— Text extract —

§

What is a Shareholder Agreement and Why Do You Need One?
A shareholder agreement is an important contractual document between the shareholders of a company. It ensures that the management of the company and the responsibilities and obligations of the shareholders are properly laid out, so that there is certainty about what can and cannot be done. It provides a mechanism to deal with various situations, and sets out the principles by which the shareholders plan on running the business. It can provide greater protections for minority shareholders, and quickly aid in the resolution of disputes. Ultimately, these agreements reduce the possibility of conflicts between shareholders.
While there is no statutory requirement for a company to have a shareholder’s agreement in place, it is highly recommended for any company with more than one shareholder to have one; it is virtually essential when there is no majority shareholder. While it may be far from people’s minds when starting a business, it is best to have one in place from the outset, before any disagreements put strain on the running of the company.
Let’s look at some scenarios.
What happens if a shareholder dies, and the shares pass to their spouse, who may be unfamiliar with the operation of the business?
A shareholder agreement could ensure that those shares revert back to the company upon the shareholder’s death.
What about if a shareholder sells their shares to a competitor of the company?
A shareholder’s agreement can restrict how and to whom shares are sold or transferred.
What about if a shareholder is no longer actively involved in the business and the other shareholders want to buy their shares back?
A shareholder agreement can set out under what circumstances a shareholder can be required to sell their shares.
What are some important things covered by a shareholders agreement?
Governance: Unless laid out in a shareholders agreement, the general management of a company is usually determined by the directors, and only certain key decisions are required to be made by the shareholders. A shareholders agreement can make it clear who is to make decisions, and how they are to be made; the powers of directors can be restricted or expanded depending on the needs of the company.

§

— Description of the task —
Please pick up the article on shareholder agreements after its final sentence and keep writing. The material that comes next has no connection to the article on shareholder agreements.

— Source data —
§

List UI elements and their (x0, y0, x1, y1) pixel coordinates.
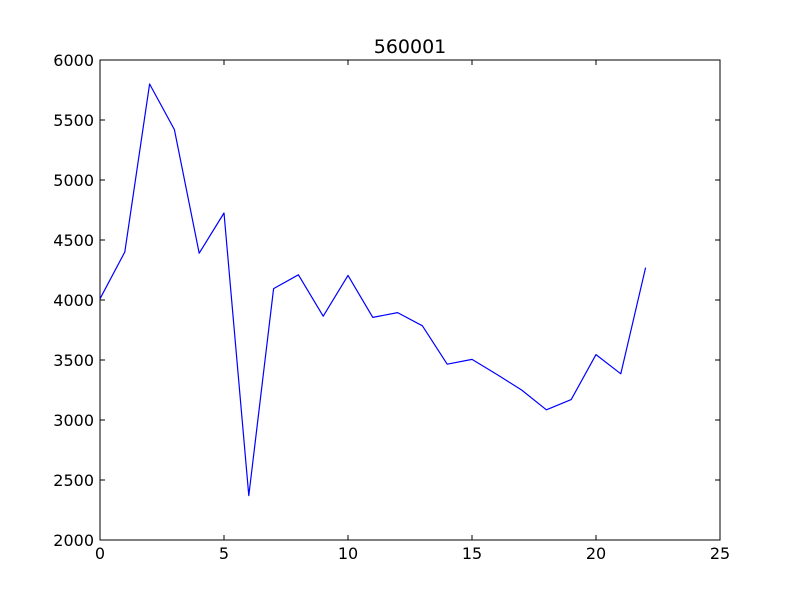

§

— Task response —
Dispute Resolution: Sometimes situations arise in which the shareholders cannot reach consensus; having a dispute resolution procedure in place will outline the procedures to be followed for a successful resolution.
Issuing and Transferring Shares: In addition to setting out a method to determine the fair market value of shares, a shareholder agreement can outline how to bring in new shareholders into the company, either through the issuance of new shares, or the sale of existing ones. It will also establish how shares are to be transferred in the event that a shareholder wishes to leave the company, or if one shareholder wants to buy another out. It can also prevent the unintentional transfer of shares, following a death, accident or bankruptcy of a shareholder.
Profits and Losses: A shareholder agreement can outline when and how profits are distributed amongst the shareholders, how liabilities are borne, or how shareholders are obligated to contribute additional investments.
Non-Competition: Restrictions can be placed on shareholders in terms of them getting involved with competing companies, or setting up companies of their own.
A shareholder’s agreement is an invaluable tool that sets up the procedural framework necessary to govern the internal management of a company; it establishes a way to manage the future success of a company. It is an affordable means of preventing problems or disputes down the road during the life of the company.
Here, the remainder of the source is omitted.